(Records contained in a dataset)
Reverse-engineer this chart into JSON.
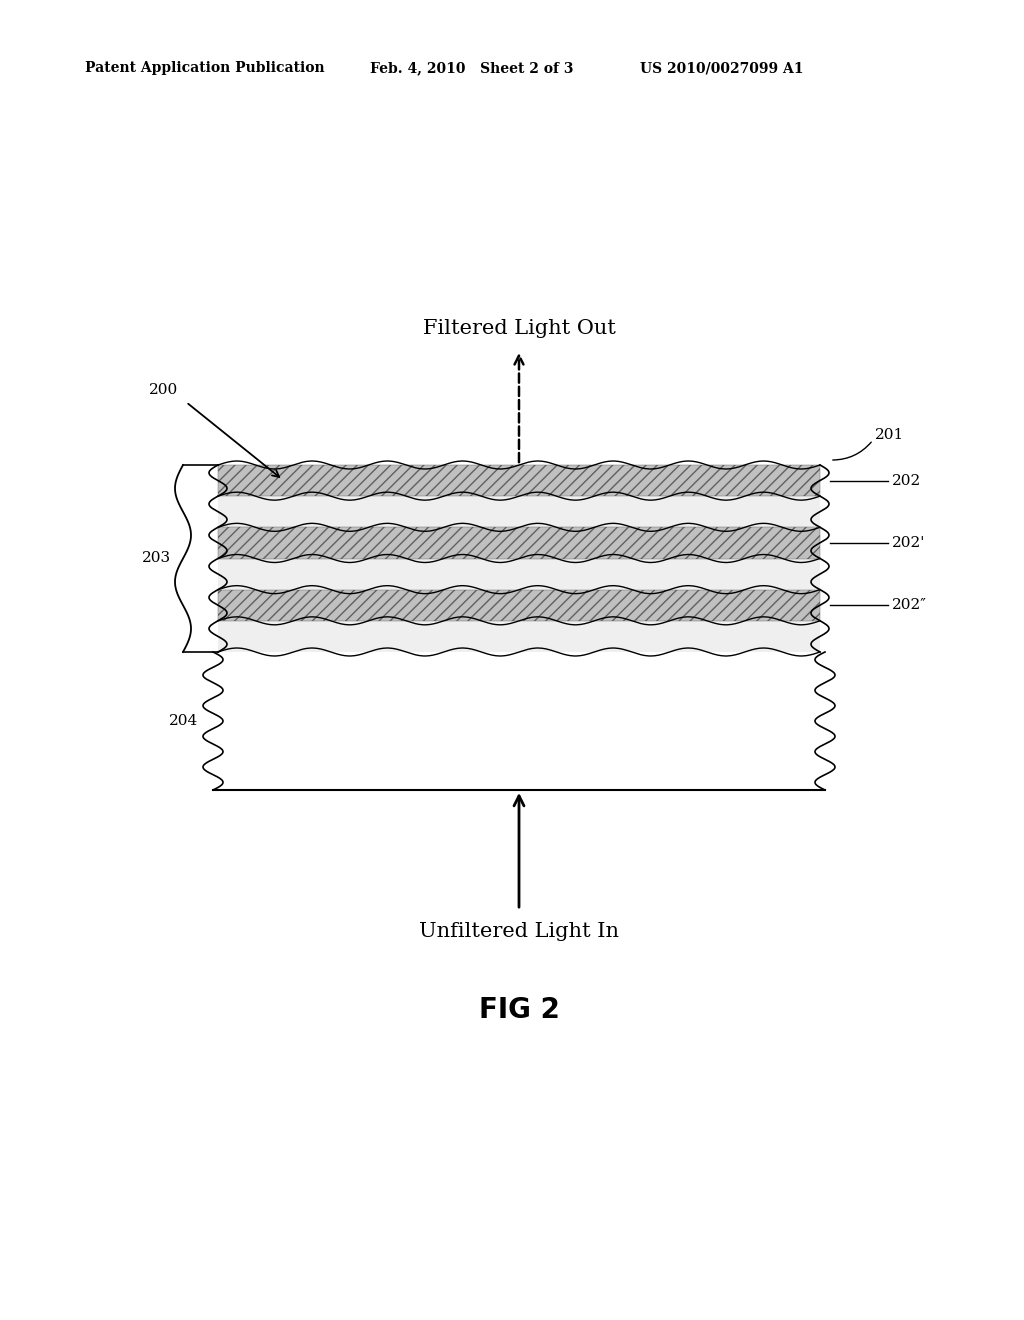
{
  "bg_color": "#ffffff",
  "header_left": "Patent Application Publication",
  "header_mid": "Feb. 4, 2010   Sheet 2 of 3",
  "header_right": "US 2010/0027099 A1",
  "header_fontsize": 10,
  "fig_label": "FIG 2",
  "fig_label_fontsize": 20,
  "label_200": "200",
  "label_201": "201",
  "label_202": "202",
  "label_202p": "202'",
  "label_202pp": "202″",
  "label_203": "203",
  "label_204": "204",
  "text_filtered_out": "Filtered Light Out",
  "text_unfiltered_in": "Unfiltered Light In"
}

- **To be done**:
Copy each line of the records precisely and drop any images they hold.

- **Task solution**:
Reverse-engineer this chart into JSON.
{
  "bg_color": "#ffffff",
  "header_left": "Patent Application Publication",
  "header_mid": "Feb. 4, 2010   Sheet 2 of 3",
  "header_right": "US 2010/0027099 A1",
  "header_fontsize": 10,
  "fig_label": "FIG 2",
  "fig_label_fontsize": 20,
  "label_200": "200",
  "label_201": "201",
  "label_202": "202",
  "label_202p": "202'",
  "label_202pp": "202″",
  "label_203": "203",
  "label_204": "204",
  "text_filtered_out": "Filtered Light Out",
  "text_unfiltered_in": "Unfiltered Light In"
}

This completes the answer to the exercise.